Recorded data
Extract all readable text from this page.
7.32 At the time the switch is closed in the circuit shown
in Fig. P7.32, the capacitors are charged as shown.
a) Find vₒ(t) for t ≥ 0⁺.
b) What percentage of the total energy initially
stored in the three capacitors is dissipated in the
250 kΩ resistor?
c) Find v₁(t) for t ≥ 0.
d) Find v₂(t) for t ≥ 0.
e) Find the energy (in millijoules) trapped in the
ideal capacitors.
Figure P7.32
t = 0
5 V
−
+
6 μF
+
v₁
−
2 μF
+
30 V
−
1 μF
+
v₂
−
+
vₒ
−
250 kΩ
==
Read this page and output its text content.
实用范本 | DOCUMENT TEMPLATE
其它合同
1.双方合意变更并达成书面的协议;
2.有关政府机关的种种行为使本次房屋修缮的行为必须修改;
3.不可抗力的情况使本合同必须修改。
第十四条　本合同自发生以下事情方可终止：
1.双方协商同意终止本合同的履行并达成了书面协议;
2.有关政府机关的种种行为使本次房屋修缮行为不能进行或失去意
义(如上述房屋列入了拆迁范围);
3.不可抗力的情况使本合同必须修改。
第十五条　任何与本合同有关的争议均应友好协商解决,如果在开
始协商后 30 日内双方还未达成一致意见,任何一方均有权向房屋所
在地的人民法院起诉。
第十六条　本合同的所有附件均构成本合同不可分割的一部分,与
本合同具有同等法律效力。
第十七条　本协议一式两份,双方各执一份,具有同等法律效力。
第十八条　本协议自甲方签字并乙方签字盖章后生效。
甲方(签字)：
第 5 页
---
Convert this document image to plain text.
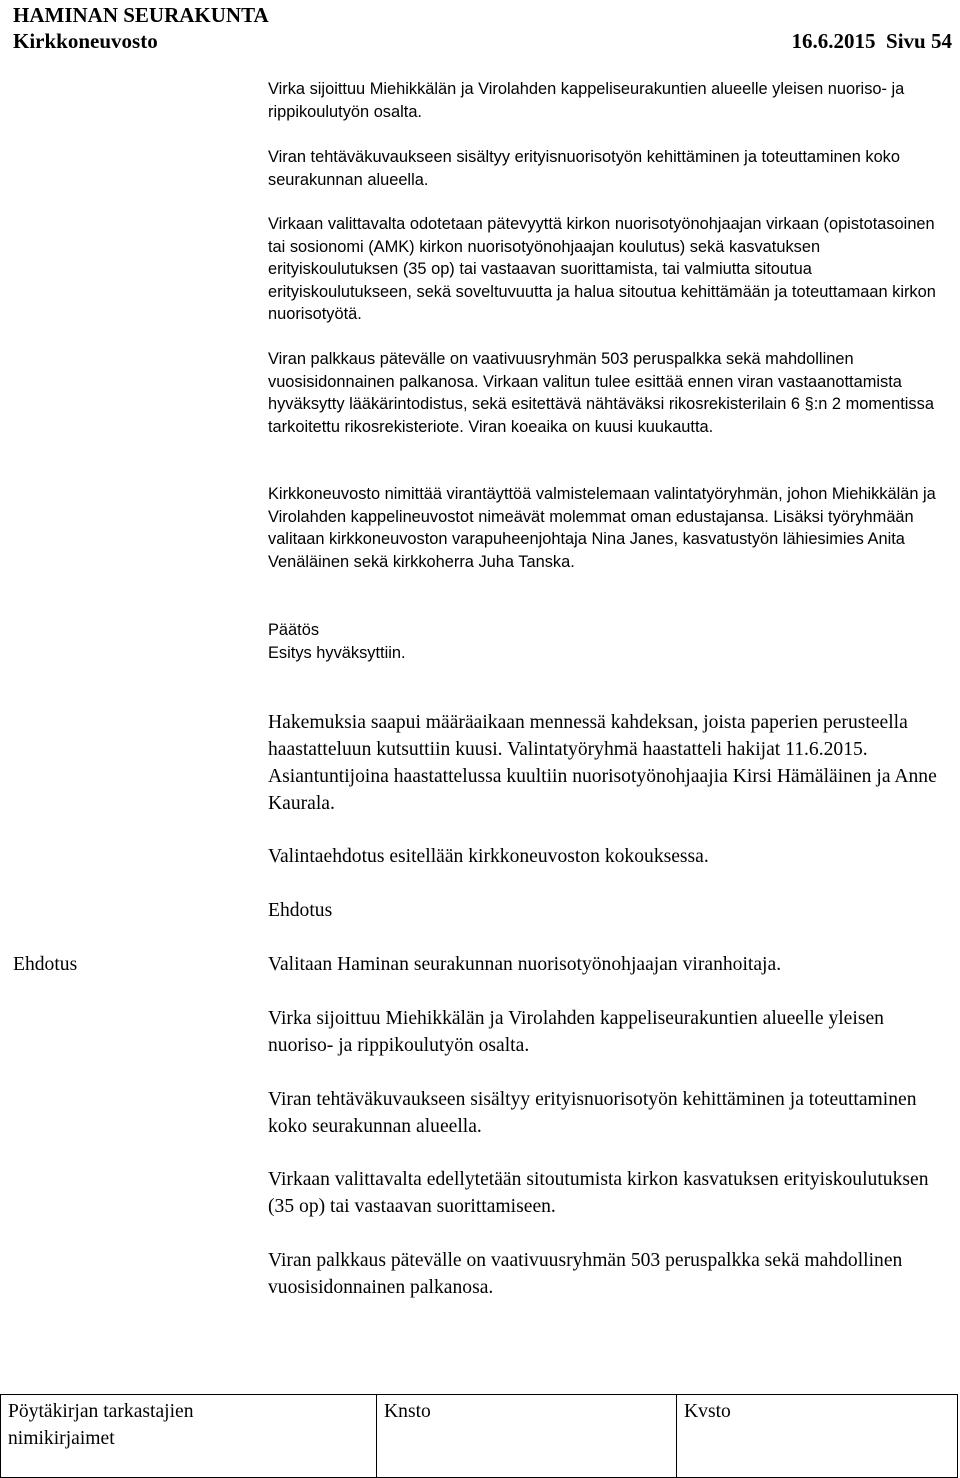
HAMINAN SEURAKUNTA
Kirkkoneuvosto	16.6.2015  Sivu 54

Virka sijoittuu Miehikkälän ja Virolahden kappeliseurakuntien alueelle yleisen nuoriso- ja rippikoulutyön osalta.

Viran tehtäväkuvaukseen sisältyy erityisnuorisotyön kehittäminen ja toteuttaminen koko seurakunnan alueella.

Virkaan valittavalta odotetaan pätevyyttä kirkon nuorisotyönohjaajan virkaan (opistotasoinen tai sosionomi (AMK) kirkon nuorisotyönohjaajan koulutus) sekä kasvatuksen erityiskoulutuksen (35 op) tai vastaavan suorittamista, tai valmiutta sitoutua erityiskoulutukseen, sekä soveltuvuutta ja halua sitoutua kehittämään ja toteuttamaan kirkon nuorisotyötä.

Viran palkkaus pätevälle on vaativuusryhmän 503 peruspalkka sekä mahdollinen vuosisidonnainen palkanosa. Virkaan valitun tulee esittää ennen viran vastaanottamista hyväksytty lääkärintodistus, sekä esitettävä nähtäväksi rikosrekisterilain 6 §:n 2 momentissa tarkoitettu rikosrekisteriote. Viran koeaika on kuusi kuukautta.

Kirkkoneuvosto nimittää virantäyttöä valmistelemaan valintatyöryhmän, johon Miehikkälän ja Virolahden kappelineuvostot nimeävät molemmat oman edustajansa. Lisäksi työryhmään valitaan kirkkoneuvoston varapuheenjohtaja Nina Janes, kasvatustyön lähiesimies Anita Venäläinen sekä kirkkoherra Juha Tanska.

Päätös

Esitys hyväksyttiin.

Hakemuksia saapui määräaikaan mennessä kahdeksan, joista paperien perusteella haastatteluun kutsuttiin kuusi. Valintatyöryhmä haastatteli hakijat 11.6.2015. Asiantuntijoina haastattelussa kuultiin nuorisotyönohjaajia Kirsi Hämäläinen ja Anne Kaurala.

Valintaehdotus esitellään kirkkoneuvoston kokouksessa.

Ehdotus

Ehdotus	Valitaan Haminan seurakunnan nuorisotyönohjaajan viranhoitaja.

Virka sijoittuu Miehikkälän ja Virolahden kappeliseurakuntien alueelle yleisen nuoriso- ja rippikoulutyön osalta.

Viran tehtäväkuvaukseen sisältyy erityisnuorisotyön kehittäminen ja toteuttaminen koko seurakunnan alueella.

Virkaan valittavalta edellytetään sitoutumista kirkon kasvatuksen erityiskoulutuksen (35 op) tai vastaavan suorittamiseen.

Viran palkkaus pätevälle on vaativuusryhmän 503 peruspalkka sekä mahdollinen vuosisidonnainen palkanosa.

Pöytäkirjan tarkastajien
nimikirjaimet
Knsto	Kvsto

Work to be completed => Among the lines of the records above, count those holding the string "vastaavan", and report only the number.

Exercise solution => 2